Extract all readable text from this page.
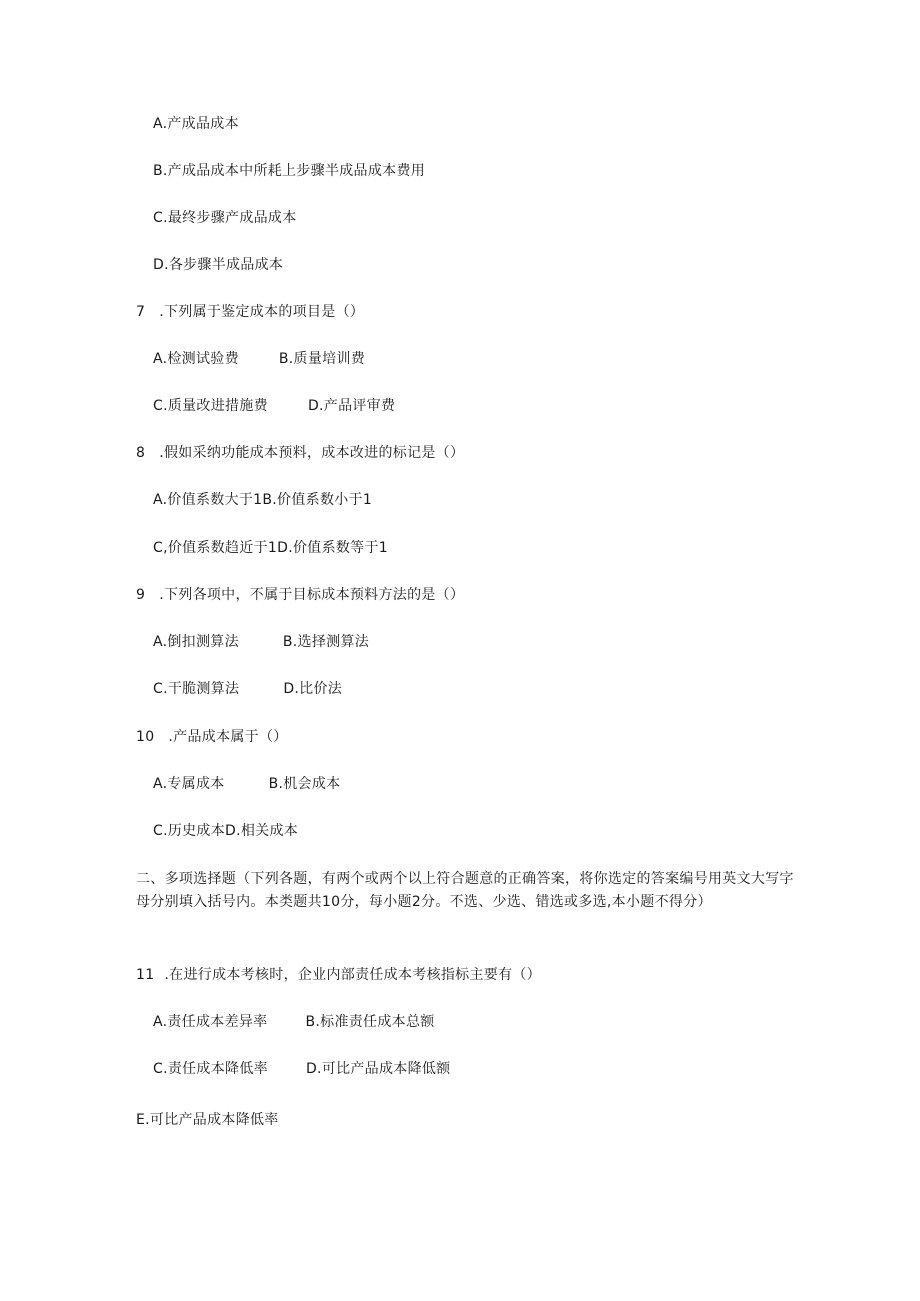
A.产成品成本
B.产成品成本中所耗上步骤半成品成本费用
C.最终步骤产成品成本
D.各步骤半成品成本
7 .下列属于鉴定成本的项目是（）
A.检测试验费	B.质量培训费
C.质量改进措施费	D.产品评审费
8 .假如采纳功能成本预料，成本改进的标记是（）
A.价值系数大于1B.价值系数小于1
C,价值系数趋近于1D.价值系数等于1
9 .下列各项中，不属于目标成本预料方法的是（）
A.倒扣测算法	B.选择测算法
C.干脆测算法	D.比价法
10 .产品成本属于（）
A.专属成本	B.机会成本
C.历史成本D.相关成本
二、多项选择题（下列各题，有两个或两个以上符合题意的正确答案，将你选定的答案编号用英文大写字母分别填入括号内。本类题共10分，每小题2分。不选、少选、错选或多选,本小题不得分）
11 .在进行成本考核时，企业内部责任成本考核指标主要有（）
A.责任成本差异率	B.标准责任成本总额
C.责任成本降低率	D.可比产品成本降低额
E.可比产品成本降低率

........

- **What is asked**
Give the entries again word for word, but skip the pictures.

- **Task answer**
Extract all readable text from this page.
A.产成品成本
B.产成品成本中所耗上步骤半成品成本费用
C.最终步骤产成品成本
D.各步骤半成品成本
7 .下列属于鉴定成本的项目是（）
A.检测试验费	B.质量培训费
C.质量改进措施费	D.产品评审费
8 .假如采纳功能成本预料，成本改进的标记是（）
A.价值系数大于1B.价值系数小于1
C,价值系数趋近于1D.价值系数等于1
9 .下列各项中，不属于目标成本预料方法的是（）
A.倒扣测算法	B.选择测算法
C.干脆测算法	D.比价法
10 .产品成本属于（）
A.专属成本	B.机会成本
C.历史成本D.相关成本
二、多项选择题（下列各题，有两个或两个以上符合题意的正确答案，将你选定的答案编号用英文大写字母分别填入括号内。本类题共10分，每小题2分。不选、少选、错选或多选,本小题不得分）
11 .在进行成本考核时，企业内部责任成本考核指标主要有（）
A.责任成本差异率	B.标准责任成本总额
C.责任成本降低率	D.可比产品成本降低额
E.可比产品成本降低率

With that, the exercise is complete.